◆ TASK TO CARRY OUT:
Output every record word for word.

>>>

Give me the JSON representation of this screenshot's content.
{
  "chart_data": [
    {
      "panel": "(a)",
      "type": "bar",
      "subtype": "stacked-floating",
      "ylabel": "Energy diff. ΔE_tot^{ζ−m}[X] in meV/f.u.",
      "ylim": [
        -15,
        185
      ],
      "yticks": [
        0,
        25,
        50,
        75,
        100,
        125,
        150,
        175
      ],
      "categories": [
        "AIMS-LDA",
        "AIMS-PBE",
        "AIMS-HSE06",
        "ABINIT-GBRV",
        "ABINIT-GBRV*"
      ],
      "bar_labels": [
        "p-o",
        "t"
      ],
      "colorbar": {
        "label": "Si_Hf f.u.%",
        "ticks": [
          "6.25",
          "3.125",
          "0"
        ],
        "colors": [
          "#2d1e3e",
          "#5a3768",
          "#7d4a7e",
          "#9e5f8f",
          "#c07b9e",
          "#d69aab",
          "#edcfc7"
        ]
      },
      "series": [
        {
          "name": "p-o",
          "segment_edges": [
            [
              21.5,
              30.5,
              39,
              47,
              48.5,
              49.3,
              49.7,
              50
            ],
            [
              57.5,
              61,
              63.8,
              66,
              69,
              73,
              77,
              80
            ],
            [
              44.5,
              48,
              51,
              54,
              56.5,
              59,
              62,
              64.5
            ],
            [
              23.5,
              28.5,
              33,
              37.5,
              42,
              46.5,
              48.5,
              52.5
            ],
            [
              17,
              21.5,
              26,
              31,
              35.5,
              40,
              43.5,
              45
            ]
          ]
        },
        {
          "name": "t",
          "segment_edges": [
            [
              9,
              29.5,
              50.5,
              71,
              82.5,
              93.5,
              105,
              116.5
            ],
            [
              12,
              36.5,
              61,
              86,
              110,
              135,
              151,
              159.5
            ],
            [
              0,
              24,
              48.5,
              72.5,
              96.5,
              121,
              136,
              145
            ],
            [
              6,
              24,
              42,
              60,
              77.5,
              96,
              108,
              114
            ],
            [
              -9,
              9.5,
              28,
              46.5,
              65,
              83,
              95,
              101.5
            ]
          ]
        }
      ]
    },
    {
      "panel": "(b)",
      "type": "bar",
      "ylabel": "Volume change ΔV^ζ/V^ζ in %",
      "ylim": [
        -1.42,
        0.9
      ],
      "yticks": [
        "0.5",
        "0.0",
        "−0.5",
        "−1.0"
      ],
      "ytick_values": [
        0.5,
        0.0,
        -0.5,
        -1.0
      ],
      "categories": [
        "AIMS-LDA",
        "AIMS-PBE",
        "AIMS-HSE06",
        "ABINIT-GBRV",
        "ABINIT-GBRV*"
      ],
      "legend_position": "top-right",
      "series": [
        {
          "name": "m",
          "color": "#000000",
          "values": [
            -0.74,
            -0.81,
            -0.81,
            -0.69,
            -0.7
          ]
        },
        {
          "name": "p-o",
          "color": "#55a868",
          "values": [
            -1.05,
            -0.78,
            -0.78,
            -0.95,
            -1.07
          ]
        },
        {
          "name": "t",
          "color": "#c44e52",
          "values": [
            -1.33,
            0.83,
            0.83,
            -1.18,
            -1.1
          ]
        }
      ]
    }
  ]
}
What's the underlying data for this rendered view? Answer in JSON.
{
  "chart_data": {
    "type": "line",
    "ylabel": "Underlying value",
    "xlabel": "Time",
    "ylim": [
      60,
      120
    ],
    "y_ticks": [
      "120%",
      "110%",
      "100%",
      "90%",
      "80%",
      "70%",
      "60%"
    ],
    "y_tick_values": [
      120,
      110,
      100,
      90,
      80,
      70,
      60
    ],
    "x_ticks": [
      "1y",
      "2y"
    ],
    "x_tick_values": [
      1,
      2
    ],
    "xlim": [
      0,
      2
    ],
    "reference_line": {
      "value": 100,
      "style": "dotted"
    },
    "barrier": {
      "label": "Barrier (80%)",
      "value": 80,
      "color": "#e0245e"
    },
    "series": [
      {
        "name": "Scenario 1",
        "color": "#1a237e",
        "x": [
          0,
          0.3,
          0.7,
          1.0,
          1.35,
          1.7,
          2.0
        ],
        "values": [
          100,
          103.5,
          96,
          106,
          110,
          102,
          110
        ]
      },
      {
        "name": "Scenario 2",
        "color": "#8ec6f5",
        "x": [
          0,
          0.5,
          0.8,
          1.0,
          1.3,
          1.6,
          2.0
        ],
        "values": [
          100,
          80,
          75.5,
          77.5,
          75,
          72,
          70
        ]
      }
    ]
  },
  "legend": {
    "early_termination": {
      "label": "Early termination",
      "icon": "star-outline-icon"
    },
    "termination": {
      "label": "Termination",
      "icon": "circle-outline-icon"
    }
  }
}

<<<

◆ RESPONSE:
Give me the JSON representation of this screenshot's content.
{
  "chart_data": [
    {
      "panel": "(a)",
      "type": "bar",
      "subtype": "stacked-floating",
      "ylabel": "Energy diff. ΔE_tot^{ζ−m}[X] in meV/f.u.",
      "ylim": [
        -15,
        185
      ],
      "yticks": [
        0,
        25,
        50,
        75,
        100,
        125,
        150,
        175
      ],
      "categories": [
        "AIMS-LDA",
        "AIMS-PBE",
        "AIMS-HSE06",
        "ABINIT-GBRV",
        "ABINIT-GBRV*"
      ],
      "bar_labels": [
        "p-o",
        "t"
      ],
      "colorbar": {
        "label": "Si_Hf f.u.%",
        "ticks": [
          "6.25",
          "3.125",
          "0"
        ],
        "colors": [
          "#2d1e3e",
          "#5a3768",
          "#7d4a7e",
          "#9e5f8f",
          "#c07b9e",
          "#d69aab",
          "#edcfc7"
        ]
      },
      "series": [
        {
          "name": "p-o",
          "segment_edges": [
            [
              21.5,
              30.5,
              39,
              47,
              48.5,
              49.3,
              49.7,
              50
            ],
            [
              57.5,
              61,
              63.8,
              66,
              69,
              73,
              77,
              80
            ],
            [
              44.5,
              48,
              51,
              54,
              56.5,
              59,
              62,
              64.5
            ],
            [
              23.5,
              28.5,
              33,
              37.5,
              42,
              46.5,
              48.5,
              52.5
            ],
            [
              17,
              21.5,
              26,
              31,
              35.5,
              40,
              43.5,
              45
            ]
          ]
        },
        {
          "name": "t",
          "segment_edges": [
            [
              9,
              29.5,
              50.5,
              71,
              82.5,
              93.5,
              105,
              116.5
            ],
            [
              12,
              36.5,
              61,
              86,
              110,
              135,
              151,
              159.5
            ],
            [
              0,
              24,
              48.5,
              72.5,
              96.5,
              121,
              136,
              145
            ],
            [
              6,
              24,
              42,
              60,
              77.5,
              96,
              108,
              114
            ],
            [
              -9,
              9.5,
              28,
              46.5,
              65,
              83,
              95,
              101.5
            ]
          ]
        }
      ]
    },
    {
      "panel": "(b)",
      "type": "bar",
      "ylabel": "Volume change ΔV^ζ/V^ζ in %",
      "ylim": [
        -1.42,
        0.9
      ],
      "yticks": [
        "0.5",
        "0.0",
        "−0.5",
        "−1.0"
      ],
      "ytick_values": [
        0.5,
        0.0,
        -0.5,
        -1.0
      ],
      "categories": [
        "AIMS-LDA",
        "AIMS-PBE",
        "AIMS-HSE06",
        "ABINIT-GBRV",
        "ABINIT-GBRV*"
      ],
      "legend_position": "top-right",
      "series": [
        {
          "name": "m",
          "color": "#000000",
          "values": [
            -0.74,
            -0.81,
            -0.81,
            -0.69,
            -0.7
          ]
        },
        {
          "name": "p-o",
          "color": "#55a868",
          "values": [
            -1.05,
            -0.78,
            -0.78,
            -0.95,
            -1.07
          ]
        },
        {
          "name": "t",
          "color": "#c44e52",
          "values": [
            -1.33,
            0.83,
            0.83,
            -1.18,
            -1.1
          ]
        }
      ]
    }
  ]
}
What's the underlying data for this rendered view? Answer in JSON.
{
  "chart_data": {
    "type": "line",
    "ylabel": "Underlying value",
    "xlabel": "Time",
    "ylim": [
      60,
      120
    ],
    "y_ticks": [
      "120%",
      "110%",
      "100%",
      "90%",
      "80%",
      "70%",
      "60%"
    ],
    "y_tick_values": [
      120,
      110,
      100,
      90,
      80,
      70,
      60
    ],
    "x_ticks": [
      "1y",
      "2y"
    ],
    "x_tick_values": [
      1,
      2
    ],
    "xlim": [
      0,
      2
    ],
    "reference_line": {
      "value": 100,
      "style": "dotted"
    },
    "barrier": {
      "label": "Barrier (80%)",
      "value": 80,
      "color": "#e0245e"
    },
    "series": [
      {
        "name": "Scenario 1",
        "color": "#1a237e",
        "x": [
          0,
          0.3,
          0.7,
          1.0,
          1.35,
          1.7,
          2.0
        ],
        "values": [
          100,
          103.5,
          96,
          106,
          110,
          102,
          110
        ]
      },
      {
        "name": "Scenario 2",
        "color": "#8ec6f5",
        "x": [
          0,
          0.5,
          0.8,
          1.0,
          1.3,
          1.6,
          2.0
        ],
        "values": [
          100,
          80,
          75.5,
          77.5,
          75,
          72,
          70
        ]
      }
    ]
  },
  "legend": {
    "early_termination": {
      "label": "Early termination",
      "icon": "star-outline-icon"
    },
    "termination": {
      "label": "Termination",
      "icon": "circle-outline-icon"
    }
  }
}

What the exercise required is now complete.